What is needed -> Without the pictures, print each of the records below exactly as it appears.

Input ->
◇ ◇ ◇ ◇ ◇
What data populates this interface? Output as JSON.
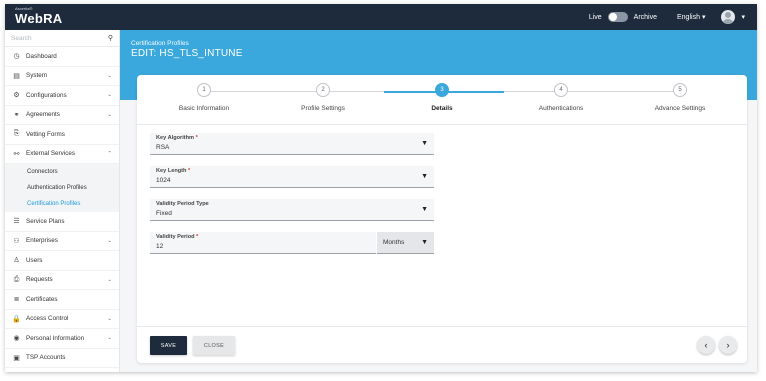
{
  "header": {
    "logo_small": "Ascertia®",
    "logo": "WebRA",
    "live_label": "Live",
    "archive_label": "Archive",
    "language": "English",
    "caret": "▾"
  },
  "sidebar": {
    "search_placeholder": "Search",
    "items": [
      {
        "label": "Dashboard",
        "icon": "◷",
        "chev": ""
      },
      {
        "label": "System",
        "icon": "▤",
        "chev": "⌄"
      },
      {
        "label": "Configurations",
        "icon": "⚙",
        "chev": "⌄"
      },
      {
        "label": "Agreements",
        "icon": "⚭",
        "chev": "⌄"
      },
      {
        "label": "Vetting Forms",
        "icon": "⎘",
        "chev": ""
      },
      {
        "label": "External Services",
        "icon": "⚯",
        "chev": "⌃"
      }
    ],
    "sub_items": [
      {
        "label": "Connectors"
      },
      {
        "label": "Authentication Profiles"
      },
      {
        "label": "Certification Profiles"
      }
    ],
    "items_after": [
      {
        "label": "Service Plans",
        "icon": "☰",
        "chev": ""
      },
      {
        "label": "Enterprises",
        "icon": "⚇",
        "chev": "⌄"
      },
      {
        "label": "Users",
        "icon": "♙",
        "chev": ""
      },
      {
        "label": "Requests",
        "icon": "⎙",
        "chev": "⌄"
      },
      {
        "label": "Certificates",
        "icon": "≣",
        "chev": ""
      },
      {
        "label": "Access Control",
        "icon": "🔒",
        "chev": "⌄"
      },
      {
        "label": "Personal Information",
        "icon": "◉",
        "chev": "⌄"
      },
      {
        "label": "TSP Accounts",
        "icon": "▣",
        "chev": ""
      }
    ]
  },
  "page": {
    "breadcrumb": "Certification Profiles",
    "title": "EDIT: HS_TLS_INTUNE"
  },
  "steps": [
    {
      "number": "1",
      "label": "Basic Information"
    },
    {
      "number": "2",
      "label": "Profile Settings"
    },
    {
      "number": "3",
      "label": "Details"
    },
    {
      "number": "4",
      "label": "Authentications"
    },
    {
      "number": "5",
      "label": "Advance Settings"
    }
  ],
  "active_step": 3,
  "form": {
    "key_algorithm": {
      "label": "Key Algorithm",
      "required": "*",
      "value": "RSA"
    },
    "key_length": {
      "label": "Key Length",
      "required": "*",
      "value": "1024"
    },
    "validity_type": {
      "label": "Validity Period Type",
      "value": "Fixed"
    },
    "validity_period": {
      "label": "Validity Period",
      "required": "*",
      "value": "12",
      "unit": "Months"
    },
    "dropdown_caret": "▼"
  },
  "footer": {
    "save_label": "SAVE",
    "close_label": "CLOSE",
    "prev_icon": "‹",
    "next_icon": "›"
  }
}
◇ ◇ ◇ ◇ ◇
The solution ->
What data populates this interface? Output as JSON.
{
  "header": {
    "logo_small": "Ascertia®",
    "logo": "WebRA",
    "live_label": "Live",
    "archive_label": "Archive",
    "language": "English",
    "caret": "▾"
  },
  "sidebar": {
    "search_placeholder": "Search",
    "items": [
      {
        "label": "Dashboard",
        "icon": "◷",
        "chev": ""
      },
      {
        "label": "System",
        "icon": "▤",
        "chev": "⌄"
      },
      {
        "label": "Configurations",
        "icon": "⚙",
        "chev": "⌄"
      },
      {
        "label": "Agreements",
        "icon": "⚭",
        "chev": "⌄"
      },
      {
        "label": "Vetting Forms",
        "icon": "⎘",
        "chev": ""
      },
      {
        "label": "External Services",
        "icon": "⚯",
        "chev": "⌃"
      }
    ],
    "sub_items": [
      {
        "label": "Connectors"
      },
      {
        "label": "Authentication Profiles"
      },
      {
        "label": "Certification Profiles"
      }
    ],
    "items_after": [
      {
        "label": "Service Plans",
        "icon": "☰",
        "chev": ""
      },
      {
        "label": "Enterprises",
        "icon": "⚇",
        "chev": "⌄"
      },
      {
        "label": "Users",
        "icon": "♙",
        "chev": ""
      },
      {
        "label": "Requests",
        "icon": "⎙",
        "chev": "⌄"
      },
      {
        "label": "Certificates",
        "icon": "≣",
        "chev": ""
      },
      {
        "label": "Access Control",
        "icon": "🔒",
        "chev": "⌄"
      },
      {
        "label": "Personal Information",
        "icon": "◉",
        "chev": "⌄"
      },
      {
        "label": "TSP Accounts",
        "icon": "▣",
        "chev": ""
      }
    ]
  },
  "page": {
    "breadcrumb": "Certification Profiles",
    "title": "EDIT: HS_TLS_INTUNE"
  },
  "steps": [
    {
      "number": "1",
      "label": "Basic Information"
    },
    {
      "number": "2",
      "label": "Profile Settings"
    },
    {
      "number": "3",
      "label": "Details"
    },
    {
      "number": "4",
      "label": "Authentications"
    },
    {
      "number": "5",
      "label": "Advance Settings"
    }
  ],
  "active_step": 3,
  "form": {
    "key_algorithm": {
      "label": "Key Algorithm",
      "required": "*",
      "value": "RSA"
    },
    "key_length": {
      "label": "Key Length",
      "required": "*",
      "value": "1024"
    },
    "validity_type": {
      "label": "Validity Period Type",
      "value": "Fixed"
    },
    "validity_period": {
      "label": "Validity Period",
      "required": "*",
      "value": "12",
      "unit": "Months"
    },
    "dropdown_caret": "▼"
  },
  "footer": {
    "save_label": "SAVE",
    "close_label": "CLOSE",
    "prev_icon": "‹",
    "next_icon": "›"
  }
}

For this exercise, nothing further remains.